**Problem to solve**
Print each of the entries exactly, leaving nothing out.

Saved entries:
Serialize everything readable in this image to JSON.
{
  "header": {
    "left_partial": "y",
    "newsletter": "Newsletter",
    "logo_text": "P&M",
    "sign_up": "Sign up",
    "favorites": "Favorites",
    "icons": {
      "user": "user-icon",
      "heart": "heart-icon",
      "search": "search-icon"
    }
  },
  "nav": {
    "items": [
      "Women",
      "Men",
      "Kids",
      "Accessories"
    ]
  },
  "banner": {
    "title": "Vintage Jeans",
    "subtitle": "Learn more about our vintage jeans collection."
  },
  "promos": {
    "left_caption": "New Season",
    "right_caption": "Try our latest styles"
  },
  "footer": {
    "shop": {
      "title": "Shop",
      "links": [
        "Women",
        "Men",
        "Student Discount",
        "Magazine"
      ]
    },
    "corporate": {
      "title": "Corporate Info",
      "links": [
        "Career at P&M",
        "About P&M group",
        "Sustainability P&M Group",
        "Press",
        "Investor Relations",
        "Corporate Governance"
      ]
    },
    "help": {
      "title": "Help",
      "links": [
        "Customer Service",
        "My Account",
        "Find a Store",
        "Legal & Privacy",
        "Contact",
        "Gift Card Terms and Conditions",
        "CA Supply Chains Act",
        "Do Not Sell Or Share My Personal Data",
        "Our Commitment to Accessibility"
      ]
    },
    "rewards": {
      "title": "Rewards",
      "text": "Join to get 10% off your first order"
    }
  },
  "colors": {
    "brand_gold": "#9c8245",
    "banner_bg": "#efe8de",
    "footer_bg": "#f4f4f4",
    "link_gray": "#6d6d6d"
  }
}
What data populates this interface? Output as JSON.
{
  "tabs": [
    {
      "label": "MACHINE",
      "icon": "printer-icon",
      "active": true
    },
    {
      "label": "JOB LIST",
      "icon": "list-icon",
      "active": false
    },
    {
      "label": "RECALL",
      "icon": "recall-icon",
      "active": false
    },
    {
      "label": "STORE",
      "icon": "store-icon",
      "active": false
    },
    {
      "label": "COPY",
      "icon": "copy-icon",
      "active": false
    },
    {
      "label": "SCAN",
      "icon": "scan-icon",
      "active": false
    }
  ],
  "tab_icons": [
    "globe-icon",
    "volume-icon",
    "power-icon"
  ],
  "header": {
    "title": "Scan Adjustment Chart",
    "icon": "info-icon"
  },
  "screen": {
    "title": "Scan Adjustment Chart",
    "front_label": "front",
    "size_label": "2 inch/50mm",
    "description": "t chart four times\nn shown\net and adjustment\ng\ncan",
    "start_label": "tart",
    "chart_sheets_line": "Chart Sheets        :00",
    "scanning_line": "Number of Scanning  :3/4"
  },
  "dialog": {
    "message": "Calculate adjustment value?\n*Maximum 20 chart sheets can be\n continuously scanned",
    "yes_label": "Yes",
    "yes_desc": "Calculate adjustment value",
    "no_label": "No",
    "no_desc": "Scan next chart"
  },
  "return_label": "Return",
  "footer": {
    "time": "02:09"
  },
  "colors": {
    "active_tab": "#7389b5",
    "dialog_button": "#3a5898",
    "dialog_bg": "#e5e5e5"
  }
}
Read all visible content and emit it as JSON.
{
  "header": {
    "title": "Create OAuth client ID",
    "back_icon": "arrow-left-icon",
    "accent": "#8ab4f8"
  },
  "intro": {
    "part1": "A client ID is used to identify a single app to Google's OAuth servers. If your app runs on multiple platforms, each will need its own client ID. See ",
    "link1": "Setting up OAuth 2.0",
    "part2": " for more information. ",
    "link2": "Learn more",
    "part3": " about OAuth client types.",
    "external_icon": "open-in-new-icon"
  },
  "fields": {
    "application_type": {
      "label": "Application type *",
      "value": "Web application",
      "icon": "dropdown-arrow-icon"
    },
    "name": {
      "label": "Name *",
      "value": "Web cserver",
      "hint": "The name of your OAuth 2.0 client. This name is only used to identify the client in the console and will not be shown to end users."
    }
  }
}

**Solved exercise**
Serialize everything readable in this image to JSON.
{
  "header": {
    "left_partial": "y",
    "newsletter": "Newsletter",
    "logo_text": "P&M",
    "sign_up": "Sign up",
    "favorites": "Favorites",
    "icons": {
      "user": "user-icon",
      "heart": "heart-icon",
      "search": "search-icon"
    }
  },
  "nav": {
    "items": [
      "Women",
      "Men",
      "Kids",
      "Accessories"
    ]
  },
  "banner": {
    "title": "Vintage Jeans",
    "subtitle": "Learn more about our vintage jeans collection."
  },
  "promos": {
    "left_caption": "New Season",
    "right_caption": "Try our latest styles"
  },
  "footer": {
    "shop": {
      "title": "Shop",
      "links": [
        "Women",
        "Men",
        "Student Discount",
        "Magazine"
      ]
    },
    "corporate": {
      "title": "Corporate Info",
      "links": [
        "Career at P&M",
        "About P&M group",
        "Sustainability P&M Group",
        "Press",
        "Investor Relations",
        "Corporate Governance"
      ]
    },
    "help": {
      "title": "Help",
      "links": [
        "Customer Service",
        "My Account",
        "Find a Store",
        "Legal & Privacy",
        "Contact",
        "Gift Card Terms and Conditions",
        "CA Supply Chains Act",
        "Do Not Sell Or Share My Personal Data",
        "Our Commitment to Accessibility"
      ]
    },
    "rewards": {
      "title": "Rewards",
      "text": "Join to get 10% off your first order"
    }
  },
  "colors": {
    "brand_gold": "#9c8245",
    "banner_bg": "#efe8de",
    "footer_bg": "#f4f4f4",
    "link_gray": "#6d6d6d"
  }
}
What data populates this interface? Output as JSON.
{
  "tabs": [
    {
      "label": "MACHINE",
      "icon": "printer-icon",
      "active": true
    },
    {
      "label": "JOB LIST",
      "icon": "list-icon",
      "active": false
    },
    {
      "label": "RECALL",
      "icon": "recall-icon",
      "active": false
    },
    {
      "label": "STORE",
      "icon": "store-icon",
      "active": false
    },
    {
      "label": "COPY",
      "icon": "copy-icon",
      "active": false
    },
    {
      "label": "SCAN",
      "icon": "scan-icon",
      "active": false
    }
  ],
  "tab_icons": [
    "globe-icon",
    "volume-icon",
    "power-icon"
  ],
  "header": {
    "title": "Scan Adjustment Chart",
    "icon": "info-icon"
  },
  "screen": {
    "title": "Scan Adjustment Chart",
    "front_label": "front",
    "size_label": "2 inch/50mm",
    "description": "t chart four times\nn shown\net and adjustment\ng\ncan",
    "start_label": "tart",
    "chart_sheets_line": "Chart Sheets        :00",
    "scanning_line": "Number of Scanning  :3/4"
  },
  "dialog": {
    "message": "Calculate adjustment value?\n*Maximum 20 chart sheets can be\n continuously scanned",
    "yes_label": "Yes",
    "yes_desc": "Calculate adjustment value",
    "no_label": "No",
    "no_desc": "Scan next chart"
  },
  "return_label": "Return",
  "footer": {
    "time": "02:09"
  },
  "colors": {
    "active_tab": "#7389b5",
    "dialog_button": "#3a5898",
    "dialog_bg": "#e5e5e5"
  }
}
Read all visible content and emit it as JSON.
{
  "header": {
    "title": "Create OAuth client ID",
    "back_icon": "arrow-left-icon",
    "accent": "#8ab4f8"
  },
  "intro": {
    "part1": "A client ID is used to identify a single app to Google's OAuth servers. If your app runs on multiple platforms, each will need its own client ID. See ",
    "link1": "Setting up OAuth 2.0",
    "part2": " for more information. ",
    "link2": "Learn more",
    "part3": " about OAuth client types.",
    "external_icon": "open-in-new-icon"
  },
  "fields": {
    "application_type": {
      "label": "Application type *",
      "value": "Web application",
      "icon": "dropdown-arrow-icon"
    },
    "name": {
      "label": "Name *",
      "value": "Web cserver",
      "hint": "The name of your OAuth 2.0 client. This name is only used to identify the client in the console and will not be shown to end users."
    }
  }
}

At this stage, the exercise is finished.